▶ _AIM OF THE TASK_:
Write the data out again, exactly as given.

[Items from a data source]
(begin)

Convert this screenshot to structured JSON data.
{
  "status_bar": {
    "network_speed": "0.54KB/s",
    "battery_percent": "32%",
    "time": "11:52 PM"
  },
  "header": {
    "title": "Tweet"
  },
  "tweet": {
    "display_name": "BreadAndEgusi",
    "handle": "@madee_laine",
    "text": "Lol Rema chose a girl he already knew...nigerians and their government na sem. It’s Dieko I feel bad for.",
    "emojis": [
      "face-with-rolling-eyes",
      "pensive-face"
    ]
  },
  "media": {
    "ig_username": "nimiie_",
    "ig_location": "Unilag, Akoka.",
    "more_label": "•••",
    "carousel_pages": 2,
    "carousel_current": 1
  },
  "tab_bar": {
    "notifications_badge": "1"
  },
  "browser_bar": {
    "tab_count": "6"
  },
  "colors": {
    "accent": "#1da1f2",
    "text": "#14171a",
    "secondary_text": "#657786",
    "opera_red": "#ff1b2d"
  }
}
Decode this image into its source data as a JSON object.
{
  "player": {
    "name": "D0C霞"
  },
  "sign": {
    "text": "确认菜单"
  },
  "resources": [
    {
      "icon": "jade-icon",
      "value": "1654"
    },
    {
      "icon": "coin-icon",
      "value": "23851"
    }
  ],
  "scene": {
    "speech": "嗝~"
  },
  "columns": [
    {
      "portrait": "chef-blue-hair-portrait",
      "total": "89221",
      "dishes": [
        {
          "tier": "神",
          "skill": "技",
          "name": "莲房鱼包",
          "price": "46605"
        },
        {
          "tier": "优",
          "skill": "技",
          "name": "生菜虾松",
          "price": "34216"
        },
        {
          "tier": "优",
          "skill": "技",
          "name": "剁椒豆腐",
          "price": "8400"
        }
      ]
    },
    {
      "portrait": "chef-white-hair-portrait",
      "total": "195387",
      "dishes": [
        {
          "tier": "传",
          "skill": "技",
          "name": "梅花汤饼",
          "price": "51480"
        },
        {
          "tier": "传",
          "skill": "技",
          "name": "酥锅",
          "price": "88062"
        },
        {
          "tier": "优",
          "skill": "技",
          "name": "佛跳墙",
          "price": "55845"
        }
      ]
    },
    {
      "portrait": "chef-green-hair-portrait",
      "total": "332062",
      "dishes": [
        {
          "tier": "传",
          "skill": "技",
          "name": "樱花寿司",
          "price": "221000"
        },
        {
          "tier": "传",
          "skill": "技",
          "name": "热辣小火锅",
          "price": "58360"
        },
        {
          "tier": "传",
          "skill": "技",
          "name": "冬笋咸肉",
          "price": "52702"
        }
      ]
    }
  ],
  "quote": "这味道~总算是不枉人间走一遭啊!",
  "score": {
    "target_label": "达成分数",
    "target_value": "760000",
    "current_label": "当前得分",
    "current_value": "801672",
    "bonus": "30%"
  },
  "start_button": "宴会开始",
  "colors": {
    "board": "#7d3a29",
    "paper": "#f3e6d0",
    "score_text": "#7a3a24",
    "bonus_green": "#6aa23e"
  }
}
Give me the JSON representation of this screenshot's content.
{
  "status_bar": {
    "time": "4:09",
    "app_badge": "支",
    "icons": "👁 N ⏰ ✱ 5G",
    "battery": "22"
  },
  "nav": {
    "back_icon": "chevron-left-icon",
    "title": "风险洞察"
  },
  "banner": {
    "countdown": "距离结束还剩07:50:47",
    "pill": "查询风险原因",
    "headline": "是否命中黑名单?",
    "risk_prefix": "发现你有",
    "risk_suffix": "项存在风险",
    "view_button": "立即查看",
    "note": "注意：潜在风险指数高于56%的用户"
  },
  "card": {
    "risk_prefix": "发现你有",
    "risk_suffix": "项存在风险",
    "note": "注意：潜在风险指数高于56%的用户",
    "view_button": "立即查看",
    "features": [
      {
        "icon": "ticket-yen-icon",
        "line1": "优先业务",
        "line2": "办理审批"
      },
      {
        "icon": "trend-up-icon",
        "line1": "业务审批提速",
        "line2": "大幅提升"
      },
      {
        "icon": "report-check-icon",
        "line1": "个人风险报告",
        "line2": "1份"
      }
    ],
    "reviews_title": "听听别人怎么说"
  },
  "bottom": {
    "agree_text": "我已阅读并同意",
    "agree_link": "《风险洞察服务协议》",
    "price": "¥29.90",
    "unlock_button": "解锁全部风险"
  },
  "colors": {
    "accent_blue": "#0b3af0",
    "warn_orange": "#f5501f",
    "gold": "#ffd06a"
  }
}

(end)

▶ _ANSWER FOR THIS EXERCISE_:
Convert this screenshot to structured JSON data.
{
  "status_bar": {
    "network_speed": "0.54KB/s",
    "battery_percent": "32%",
    "time": "11:52 PM"
  },
  "header": {
    "title": "Tweet"
  },
  "tweet": {
    "display_name": "BreadAndEgusi",
    "handle": "@madee_laine",
    "text": "Lol Rema chose a girl he already knew...nigerians and their government na sem. It’s Dieko I feel bad for.",
    "emojis": [
      "face-with-rolling-eyes",
      "pensive-face"
    ]
  },
  "media": {
    "ig_username": "nimiie_",
    "ig_location": "Unilag, Akoka.",
    "more_label": "•••",
    "carousel_pages": 2,
    "carousel_current": 1
  },
  "tab_bar": {
    "notifications_badge": "1"
  },
  "browser_bar": {
    "tab_count": "6"
  },
  "colors": {
    "accent": "#1da1f2",
    "text": "#14171a",
    "secondary_text": "#657786",
    "opera_red": "#ff1b2d"
  }
}
Decode this image into its source data as a JSON object.
{
  "player": {
    "name": "D0C霞"
  },
  "sign": {
    "text": "确认菜单"
  },
  "resources": [
    {
      "icon": "jade-icon",
      "value": "1654"
    },
    {
      "icon": "coin-icon",
      "value": "23851"
    }
  ],
  "scene": {
    "speech": "嗝~"
  },
  "columns": [
    {
      "portrait": "chef-blue-hair-portrait",
      "total": "89221",
      "dishes": [
        {
          "tier": "神",
          "skill": "技",
          "name": "莲房鱼包",
          "price": "46605"
        },
        {
          "tier": "优",
          "skill": "技",
          "name": "生菜虾松",
          "price": "34216"
        },
        {
          "tier": "优",
          "skill": "技",
          "name": "剁椒豆腐",
          "price": "8400"
        }
      ]
    },
    {
      "portrait": "chef-white-hair-portrait",
      "total": "195387",
      "dishes": [
        {
          "tier": "传",
          "skill": "技",
          "name": "梅花汤饼",
          "price": "51480"
        },
        {
          "tier": "传",
          "skill": "技",
          "name": "酥锅",
          "price": "88062"
        },
        {
          "tier": "优",
          "skill": "技",
          "name": "佛跳墙",
          "price": "55845"
        }
      ]
    },
    {
      "portrait": "chef-green-hair-portrait",
      "total": "332062",
      "dishes": [
        {
          "tier": "传",
          "skill": "技",
          "name": "樱花寿司",
          "price": "221000"
        },
        {
          "tier": "传",
          "skill": "技",
          "name": "热辣小火锅",
          "price": "58360"
        },
        {
          "tier": "传",
          "skill": "技",
          "name": "冬笋咸肉",
          "price": "52702"
        }
      ]
    }
  ],
  "quote": "这味道~总算是不枉人间走一遭啊!",
  "score": {
    "target_label": "达成分数",
    "target_value": "760000",
    "current_label": "当前得分",
    "current_value": "801672",
    "bonus": "30%"
  },
  "start_button": "宴会开始",
  "colors": {
    "board": "#7d3a29",
    "paper": "#f3e6d0",
    "score_text": "#7a3a24",
    "bonus_green": "#6aa23e"
  }
}
Give me the JSON representation of this screenshot's content.
{
  "status_bar": {
    "time": "4:09",
    "app_badge": "支",
    "icons": "👁 N ⏰ ✱ 5G",
    "battery": "22"
  },
  "nav": {
    "back_icon": "chevron-left-icon",
    "title": "风险洞察"
  },
  "banner": {
    "countdown": "距离结束还剩07:50:47",
    "pill": "查询风险原因",
    "headline": "是否命中黑名单?",
    "risk_prefix": "发现你有",
    "risk_suffix": "项存在风险",
    "view_button": "立即查看",
    "note": "注意：潜在风险指数高于56%的用户"
  },
  "card": {
    "risk_prefix": "发现你有",
    "risk_suffix": "项存在风险",
    "note": "注意：潜在风险指数高于56%的用户",
    "view_button": "立即查看",
    "features": [
      {
        "icon": "ticket-yen-icon",
        "line1": "优先业务",
        "line2": "办理审批"
      },
      {
        "icon": "trend-up-icon",
        "line1": "业务审批提速",
        "line2": "大幅提升"
      },
      {
        "icon": "report-check-icon",
        "line1": "个人风险报告",
        "line2": "1份"
      }
    ],
    "reviews_title": "听听别人怎么说"
  },
  "bottom": {
    "agree_text": "我已阅读并同意",
    "agree_link": "《风险洞察服务协议》",
    "price": "¥29.90",
    "unlock_button": "解锁全部风险"
  },
  "colors": {
    "accent_blue": "#0b3af0",
    "warn_orange": "#f5501f",
    "gold": "#ffd06a"
  }
}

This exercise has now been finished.